→ EXTRAIT DU TEXTE
Loi constitutionnelle de 1982, annexe B, Loi de 1982 sur le Canada, 1982, ch. 11 (R.-U.) [L.R.C. (1985), appendice II, no 44].
Loi référendaire, L.C. 1992, ch. 30, art. 3.
Loi sur la Cour fédérale, L.R.C. (1985), ch. F-7, art. 18.
Règles de la Cour fédérale, C.R.C., ch. 663, Règle 419 (1)a),f).
JURISPRUDENCE
DÉCISIONS SUIVIES :
Native Women’s Assn. of Canada c. Canada, [1992] 3 C.F. 192(C.A.); Renvoi relatif au Régime d’assistance publique du Canada (C.-B.), [1991] 2 R.C.S. 525; (1991), 83 D.L.R. (4th) 297; [1991] 6 W.W.R. 1; 58 B.C.L.R. (2d) 1; 127 N.R. 161; Penikett v. Canada (1987), 45 D.L.R. (4th) 108; [1988] 2 W.W.R. 481; 21 B.C.L.R. (2d) 1; [1988] N.W.T.R. 18; 2 Y.R. 314 (C.A.T.Y.).
DÉCISIONS CITÉES :
Le ministre du Revenu national et la Reine c. Creative Shoes Ltd., [1972] C.F. 993; (1972), 29 D.L.R. (3d) 89; 73 DTC 5127 (C.A.); Weider c. Industries Beco Ltée., [1976] 2 C.F. 739 (1976), 29 C.P.R. (2d) 175 (1re inst.).
DOCTRINE
Canada. Bâtir ensemble l’avenir du Canada—Propositions, ministre des Approvisionnements et Services, Canada, 1991.
DEMANDE fondée sur l’article 24 de la Charte canadienne des droits et libertés en vue d’obtenir des injonctions interdisant la continuation des discussions entre les intimés et certaines organisations autochtones et interdisant aux intimés de procéder au référendum prévu pour le 26 octobre 1992 sur la réforme constitutionnelle. Demande rejetée.
AVOCATS :
Mary Eberts pour les requérantes.
Graham Garton, c.r., et David Sgayias, c.r., pour les intimés.
Peter K. Doody pour l’Assemblée des premières nations, intervenante.
John D. Richard, c.r., pour le Ralliement national des Métis, intervenant.
Brian A. Crane, c.r., et Martin W. Mason pour le Conseil national des autochtones du Canada et la Inuit Tapirisat du Canada, intervenants.
PROCUREURS :
Tory Tory DesLauriers & Binnington, Toronto, pour les requérantes.
Le sous-procureur général du Canada pour les intimés.
Scott & Aylen, Ottawa, pour l’Assemblée des premières nations, intervenante.

→ DONNÉES FOURNIES
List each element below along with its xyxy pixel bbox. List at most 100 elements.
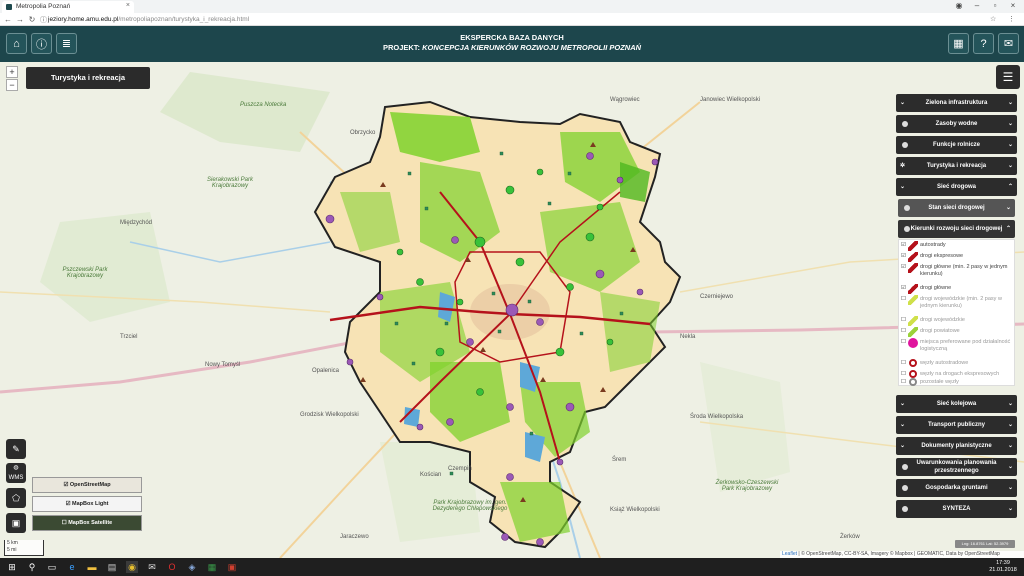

→ TÂCHE
Recopiez sans rien changer le passage de l'extrait de la décision judiciaire qui va de "DEMANDE fondée sur" à "des Métis, intervenant.".

→ SORTIE COMPLÈTE
DEMANDE fondée sur l’article 24 de la Charte canadienne des droits et libertés en vue d’obtenir des injonctions interdisant la continuation des discussions entre les intimés et certaines organisations autochtones et interdisant aux intimés de procéder au référendum prévu pour le 26 octobre 1992 sur la réforme constitutionnelle. Demande rejetée.
AVOCATS :
Mary Eberts pour les requérantes.
Graham Garton, c.r., et David Sgayias, c.r., pour les intimés.
Peter K. Doody pour l’Assemblée des premières nations, intervenante.
John D. Richard, c.r., pour le Ralliement national des Métis, intervenant.